[Start of Data to use]

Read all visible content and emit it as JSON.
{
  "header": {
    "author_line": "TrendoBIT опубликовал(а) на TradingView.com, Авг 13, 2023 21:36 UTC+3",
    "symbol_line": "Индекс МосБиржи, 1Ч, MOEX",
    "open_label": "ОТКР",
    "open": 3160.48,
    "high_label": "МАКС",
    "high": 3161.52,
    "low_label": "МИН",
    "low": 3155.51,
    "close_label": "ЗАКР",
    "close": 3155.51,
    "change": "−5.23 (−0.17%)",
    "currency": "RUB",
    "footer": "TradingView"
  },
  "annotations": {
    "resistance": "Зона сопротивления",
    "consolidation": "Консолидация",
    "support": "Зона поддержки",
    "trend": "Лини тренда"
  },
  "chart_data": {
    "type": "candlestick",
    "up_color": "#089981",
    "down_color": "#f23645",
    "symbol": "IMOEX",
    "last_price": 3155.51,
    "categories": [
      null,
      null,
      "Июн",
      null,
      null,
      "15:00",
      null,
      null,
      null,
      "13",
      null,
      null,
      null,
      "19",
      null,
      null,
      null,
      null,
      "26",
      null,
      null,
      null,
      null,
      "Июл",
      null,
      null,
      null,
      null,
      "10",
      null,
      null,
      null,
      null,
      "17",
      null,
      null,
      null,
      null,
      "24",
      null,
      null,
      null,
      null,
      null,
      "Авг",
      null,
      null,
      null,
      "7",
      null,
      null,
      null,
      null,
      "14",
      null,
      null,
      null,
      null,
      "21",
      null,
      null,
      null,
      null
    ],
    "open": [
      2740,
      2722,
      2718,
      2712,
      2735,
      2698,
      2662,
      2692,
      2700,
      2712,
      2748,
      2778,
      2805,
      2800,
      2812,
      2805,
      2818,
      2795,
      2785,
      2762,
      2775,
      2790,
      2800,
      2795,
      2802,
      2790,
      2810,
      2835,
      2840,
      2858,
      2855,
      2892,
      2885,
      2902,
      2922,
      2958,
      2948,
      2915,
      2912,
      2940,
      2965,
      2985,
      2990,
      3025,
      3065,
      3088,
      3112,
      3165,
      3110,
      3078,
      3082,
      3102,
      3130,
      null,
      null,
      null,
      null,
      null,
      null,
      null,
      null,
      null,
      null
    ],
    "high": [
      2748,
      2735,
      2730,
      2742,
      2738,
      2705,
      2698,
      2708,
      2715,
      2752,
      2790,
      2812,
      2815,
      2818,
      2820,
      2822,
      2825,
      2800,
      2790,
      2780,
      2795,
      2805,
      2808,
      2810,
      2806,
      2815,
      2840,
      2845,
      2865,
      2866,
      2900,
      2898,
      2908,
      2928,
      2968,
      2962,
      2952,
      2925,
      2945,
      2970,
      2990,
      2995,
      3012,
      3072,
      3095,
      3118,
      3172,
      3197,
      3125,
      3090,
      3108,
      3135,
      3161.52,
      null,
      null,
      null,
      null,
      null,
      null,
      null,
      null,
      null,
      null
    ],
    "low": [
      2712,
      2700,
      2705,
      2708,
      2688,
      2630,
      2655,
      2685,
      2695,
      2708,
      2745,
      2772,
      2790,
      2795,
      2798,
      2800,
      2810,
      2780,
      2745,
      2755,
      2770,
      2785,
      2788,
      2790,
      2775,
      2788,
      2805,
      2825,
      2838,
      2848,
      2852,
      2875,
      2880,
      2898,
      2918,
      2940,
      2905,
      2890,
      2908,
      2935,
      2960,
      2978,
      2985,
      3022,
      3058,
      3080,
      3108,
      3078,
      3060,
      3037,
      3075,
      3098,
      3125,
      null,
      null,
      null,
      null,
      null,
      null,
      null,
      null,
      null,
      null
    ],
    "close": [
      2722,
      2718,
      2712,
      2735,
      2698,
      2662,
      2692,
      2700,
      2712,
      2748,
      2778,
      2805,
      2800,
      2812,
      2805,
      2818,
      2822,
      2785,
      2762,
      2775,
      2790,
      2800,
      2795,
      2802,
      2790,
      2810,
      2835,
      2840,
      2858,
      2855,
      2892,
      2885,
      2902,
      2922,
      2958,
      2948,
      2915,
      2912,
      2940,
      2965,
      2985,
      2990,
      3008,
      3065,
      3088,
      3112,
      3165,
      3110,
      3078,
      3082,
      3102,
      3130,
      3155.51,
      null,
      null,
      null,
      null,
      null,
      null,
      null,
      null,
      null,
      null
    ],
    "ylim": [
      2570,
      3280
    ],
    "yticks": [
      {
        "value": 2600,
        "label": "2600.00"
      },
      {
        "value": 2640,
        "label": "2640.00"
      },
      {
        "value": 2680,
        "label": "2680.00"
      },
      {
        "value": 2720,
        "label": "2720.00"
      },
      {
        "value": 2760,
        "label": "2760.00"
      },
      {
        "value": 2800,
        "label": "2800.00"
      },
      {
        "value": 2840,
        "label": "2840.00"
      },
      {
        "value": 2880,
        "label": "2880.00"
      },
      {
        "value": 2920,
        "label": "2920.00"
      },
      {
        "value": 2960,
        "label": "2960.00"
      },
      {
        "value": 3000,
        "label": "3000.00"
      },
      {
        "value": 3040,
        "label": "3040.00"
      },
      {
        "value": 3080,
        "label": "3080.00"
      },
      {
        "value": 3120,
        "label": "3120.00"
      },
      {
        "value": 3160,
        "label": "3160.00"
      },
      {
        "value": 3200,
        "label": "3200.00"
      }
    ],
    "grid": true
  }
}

[End of Data to use]

# Job
Type out the full listing again, exactly as given.

# Solved problem
Read all visible content and emit it as JSON.
{
  "header": {
    "author_line": "TrendoBIT опубликовал(а) на TradingView.com, Авг 13, 2023 21:36 UTC+3",
    "symbol_line": "Индекс МосБиржи, 1Ч, MOEX",
    "open_label": "ОТКР",
    "open": 3160.48,
    "high_label": "МАКС",
    "high": 3161.52,
    "low_label": "МИН",
    "low": 3155.51,
    "close_label": "ЗАКР",
    "close": 3155.51,
    "change": "−5.23 (−0.17%)",
    "currency": "RUB",
    "footer": "TradingView"
  },
  "annotations": {
    "resistance": "Зона сопротивления",
    "consolidation": "Консолидация",
    "support": "Зона поддержки",
    "trend": "Лини тренда"
  },
  "chart_data": {
    "type": "candlestick",
    "up_color": "#089981",
    "down_color": "#f23645",
    "symbol": "IMOEX",
    "last_price": 3155.51,
    "categories": [
      null,
      null,
      "Июн",
      null,
      null,
      "15:00",
      null,
      null,
      null,
      "13",
      null,
      null,
      null,
      "19",
      null,
      null,
      null,
      null,
      "26",
      null,
      null,
      null,
      null,
      "Июл",
      null,
      null,
      null,
      null,
      "10",
      null,
      null,
      null,
      null,
      "17",
      null,
      null,
      null,
      null,
      "24",
      null,
      null,
      null,
      null,
      null,
      "Авг",
      null,
      null,
      null,
      "7",
      null,
      null,
      null,
      null,
      "14",
      null,
      null,
      null,
      null,
      "21",
      null,
      null,
      null,
      null
    ],
    "open": [
      2740,
      2722,
      2718,
      2712,
      2735,
      2698,
      2662,
      2692,
      2700,
      2712,
      2748,
      2778,
      2805,
      2800,
      2812,
      2805,
      2818,
      2795,
      2785,
      2762,
      2775,
      2790,
      2800,
      2795,
      2802,
      2790,
      2810,
      2835,
      2840,
      2858,
      2855,
      2892,
      2885,
      2902,
      2922,
      2958,
      2948,
      2915,
      2912,
      2940,
      2965,
      2985,
      2990,
      3025,
      3065,
      3088,
      3112,
      3165,
      3110,
      3078,
      3082,
      3102,
      3130,
      null,
      null,
      null,
      null,
      null,
      null,
      null,
      null,
      null,
      null
    ],
    "high": [
      2748,
      2735,
      2730,
      2742,
      2738,
      2705,
      2698,
      2708,
      2715,
      2752,
      2790,
      2812,
      2815,
      2818,
      2820,
      2822,
      2825,
      2800,
      2790,
      2780,
      2795,
      2805,
      2808,
      2810,
      2806,
      2815,
      2840,
      2845,
      2865,
      2866,
      2900,
      2898,
      2908,
      2928,
      2968,
      2962,
      2952,
      2925,
      2945,
      2970,
      2990,
      2995,
      3012,
      3072,
      3095,
      3118,
      3172,
      3197,
      3125,
      3090,
      3108,
      3135,
      3161.52,
      null,
      null,
      null,
      null,
      null,
      null,
      null,
      null,
      null,
      null
    ],
    "low": [
      2712,
      2700,
      2705,
      2708,
      2688,
      2630,
      2655,
      2685,
      2695,
      2708,
      2745,
      2772,
      2790,
      2795,
      2798,
      2800,
      2810,
      2780,
      2745,
      2755,
      2770,
      2785,
      2788,
      2790,
      2775,
      2788,
      2805,
      2825,
      2838,
      2848,
      2852,
      2875,
      2880,
      2898,
      2918,
      2940,
      2905,
      2890,
      2908,
      2935,
      2960,
      2978,
      2985,
      3022,
      3058,
      3080,
      3108,
      3078,
      3060,
      3037,
      3075,
      3098,
      3125,
      null,
      null,
      null,
      null,
      null,
      null,
      null,
      null,
      null,
      null
    ],
    "close": [
      2722,
      2718,
      2712,
      2735,
      2698,
      2662,
      2692,
      2700,
      2712,
      2748,
      2778,
      2805,
      2800,
      2812,
      2805,
      2818,
      2822,
      2785,
      2762,
      2775,
      2790,
      2800,
      2795,
      2802,
      2790,
      2810,
      2835,
      2840,
      2858,
      2855,
      2892,
      2885,
      2902,
      2922,
      2958,
      2948,
      2915,
      2912,
      2940,
      2965,
      2985,
      2990,
      3008,
      3065,
      3088,
      3112,
      3165,
      3110,
      3078,
      3082,
      3102,
      3130,
      3155.51,
      null,
      null,
      null,
      null,
      null,
      null,
      null,
      null,
      null,
      null
    ],
    "ylim": [
      2570,
      3280
    ],
    "yticks": [
      {
        "value": 2600,
        "label": "2600.00"
      },
      {
        "value": 2640,
        "label": "2640.00"
      },
      {
        "value": 2680,
        "label": "2680.00"
      },
      {
        "value": 2720,
        "label": "2720.00"
      },
      {
        "value": 2760,
        "label": "2760.00"
      },
      {
        "value": 2800,
        "label": "2800.00"
      },
      {
        "value": 2840,
        "label": "2840.00"
      },
      {
        "value": 2880,
        "label": "2880.00"
      },
      {
        "value": 2920,
        "label": "2920.00"
      },
      {
        "value": 2960,
        "label": "2960.00"
      },
      {
        "value": 3000,
        "label": "3000.00"
      },
      {
        "value": 3040,
        "label": "3040.00"
      },
      {
        "value": 3080,
        "label": "3080.00"
      },
      {
        "value": 3120,
        "label": "3120.00"
      },
      {
        "value": 3160,
        "label": "3160.00"
      },
      {
        "value": 3200,
        "label": "3200.00"
      }
    ],
    "grid": true
  }
}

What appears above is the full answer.